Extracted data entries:
■ ■ ■ ■
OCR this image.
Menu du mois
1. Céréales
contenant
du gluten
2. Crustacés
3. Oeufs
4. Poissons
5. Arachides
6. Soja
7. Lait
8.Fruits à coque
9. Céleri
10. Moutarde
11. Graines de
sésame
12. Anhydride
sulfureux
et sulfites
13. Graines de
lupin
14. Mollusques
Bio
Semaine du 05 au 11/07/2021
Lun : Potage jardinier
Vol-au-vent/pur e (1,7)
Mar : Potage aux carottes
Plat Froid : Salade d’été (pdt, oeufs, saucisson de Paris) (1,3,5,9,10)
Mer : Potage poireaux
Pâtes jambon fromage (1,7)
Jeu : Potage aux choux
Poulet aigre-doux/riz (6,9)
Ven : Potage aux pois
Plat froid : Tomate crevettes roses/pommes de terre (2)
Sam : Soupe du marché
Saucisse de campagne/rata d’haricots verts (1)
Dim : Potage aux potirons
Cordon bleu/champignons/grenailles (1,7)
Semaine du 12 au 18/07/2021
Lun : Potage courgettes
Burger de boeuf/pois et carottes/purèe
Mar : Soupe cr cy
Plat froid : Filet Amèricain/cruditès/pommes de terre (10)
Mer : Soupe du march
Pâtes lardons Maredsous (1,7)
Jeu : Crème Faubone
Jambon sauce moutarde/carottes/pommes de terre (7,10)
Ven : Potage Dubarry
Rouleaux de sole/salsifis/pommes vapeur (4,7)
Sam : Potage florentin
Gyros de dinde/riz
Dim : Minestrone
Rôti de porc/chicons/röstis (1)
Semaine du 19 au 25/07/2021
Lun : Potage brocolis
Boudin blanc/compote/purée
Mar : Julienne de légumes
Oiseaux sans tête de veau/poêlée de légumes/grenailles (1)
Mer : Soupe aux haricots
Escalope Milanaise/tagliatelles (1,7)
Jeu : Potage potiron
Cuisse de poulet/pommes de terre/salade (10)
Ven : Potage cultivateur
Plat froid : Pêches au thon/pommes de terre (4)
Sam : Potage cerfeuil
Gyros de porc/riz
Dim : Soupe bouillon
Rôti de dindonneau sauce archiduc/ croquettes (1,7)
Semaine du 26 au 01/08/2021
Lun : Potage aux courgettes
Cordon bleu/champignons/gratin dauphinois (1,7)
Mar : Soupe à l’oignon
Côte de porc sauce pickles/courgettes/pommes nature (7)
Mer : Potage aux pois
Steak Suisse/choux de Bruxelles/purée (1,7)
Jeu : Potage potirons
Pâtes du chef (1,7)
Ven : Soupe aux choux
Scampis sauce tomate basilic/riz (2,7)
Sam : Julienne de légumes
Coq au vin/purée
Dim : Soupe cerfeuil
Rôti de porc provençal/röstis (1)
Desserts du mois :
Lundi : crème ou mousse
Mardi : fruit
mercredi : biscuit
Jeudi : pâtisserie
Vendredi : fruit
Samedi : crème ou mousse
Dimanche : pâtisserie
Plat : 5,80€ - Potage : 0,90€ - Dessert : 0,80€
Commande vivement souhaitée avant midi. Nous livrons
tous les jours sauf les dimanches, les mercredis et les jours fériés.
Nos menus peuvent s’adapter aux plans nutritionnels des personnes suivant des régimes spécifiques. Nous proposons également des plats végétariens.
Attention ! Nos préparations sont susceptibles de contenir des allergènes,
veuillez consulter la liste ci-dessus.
■ ■ ■ ■
## Short exercise
Each line above must be reproduced exactly as it stands.

## Expected answer
OCR this image.
Menu du mois
1. Céréales
contenant
du gluten
2. Crustacés
3. Oeufs
4. Poissons
5. Arachides
6. Soja
7. Lait
8.Fruits à coque
9. Céleri
10. Moutarde
11. Graines de
sésame
12. Anhydride
sulfureux
et sulfites
13. Graines de
lupin
14. Mollusques
Bio
Semaine du 05 au 11/07/2021
Lun : Potage jardinier
Vol-au-vent/pur e (1,7)
Mar : Potage aux carottes
Plat Froid : Salade d’été (pdt, oeufs, saucisson de Paris) (1,3,5,9,10)
Mer : Potage poireaux
Pâtes jambon fromage (1,7)
Jeu : Potage aux choux
Poulet aigre-doux/riz (6,9)
Ven : Potage aux pois
Plat froid : Tomate crevettes roses/pommes de terre (2)
Sam : Soupe du marché
Saucisse de campagne/rata d’haricots verts (1)
Dim : Potage aux potirons
Cordon bleu/champignons/grenailles (1,7)
Semaine du 12 au 18/07/2021
Lun : Potage courgettes
Burger de boeuf/pois et carottes/purèe
Mar : Soupe cr cy
Plat froid : Filet Amèricain/cruditès/pommes de terre (10)
Mer : Soupe du march
Pâtes lardons Maredsous (1,7)
Jeu : Crème Faubone
Jambon sauce moutarde/carottes/pommes de terre (7,10)
Ven : Potage Dubarry
Rouleaux de sole/salsifis/pommes vapeur (4,7)
Sam : Potage florentin
Gyros de dinde/riz
Dim : Minestrone
Rôti de porc/chicons/röstis (1)
Semaine du 19 au 25/07/2021
Lun : Potage brocolis
Boudin blanc/compote/purée
Mar : Julienne de légumes
Oiseaux sans tête de veau/poêlée de légumes/grenailles (1)
Mer : Soupe aux haricots
Escalope Milanaise/tagliatelles (1,7)
Jeu : Potage potiron
Cuisse de poulet/pommes de terre/salade (10)
Ven : Potage cultivateur
Plat froid : Pêches au thon/pommes de terre (4)
Sam : Potage cerfeuil
Gyros de porc/riz
Dim : Soupe bouillon
Rôti de dindonneau sauce archiduc/ croquettes (1,7)
Semaine du 26 au 01/08/2021
Lun : Potage aux courgettes
Cordon bleu/champignons/gratin dauphinois (1,7)
Mar : Soupe à l’oignon
Côte de porc sauce pickles/courgettes/pommes nature (7)
Mer : Potage aux pois
Steak Suisse/choux de Bruxelles/purée (1,7)
Jeu : Potage potirons
Pâtes du chef (1,7)
Ven : Soupe aux choux
Scampis sauce tomate basilic/riz (2,7)
Sam : Julienne de légumes
Coq au vin/purée
Dim : Soupe cerfeuil
Rôti de porc provençal/röstis (1)
Desserts du mois :
Lundi : crème ou mousse
Mardi : fruit
mercredi : biscuit
Jeudi : pâtisserie
Vendredi : fruit
Samedi : crème ou mousse
Dimanche : pâtisserie
Plat : 5,80€ - Potage : 0,90€ - Dessert : 0,80€
Commande vivement souhaitée avant midi. Nous livrons
tous les jours sauf les dimanches, les mercredis et les jours fériés.
Nos menus peuvent s’adapter aux plans nutritionnels des personnes suivant des régimes spécifiques. Nous proposons également des plats végétariens.
Attention ! Nos préparations sont susceptibles de contenir des allergènes,
veuillez consulter la liste ci-dessus.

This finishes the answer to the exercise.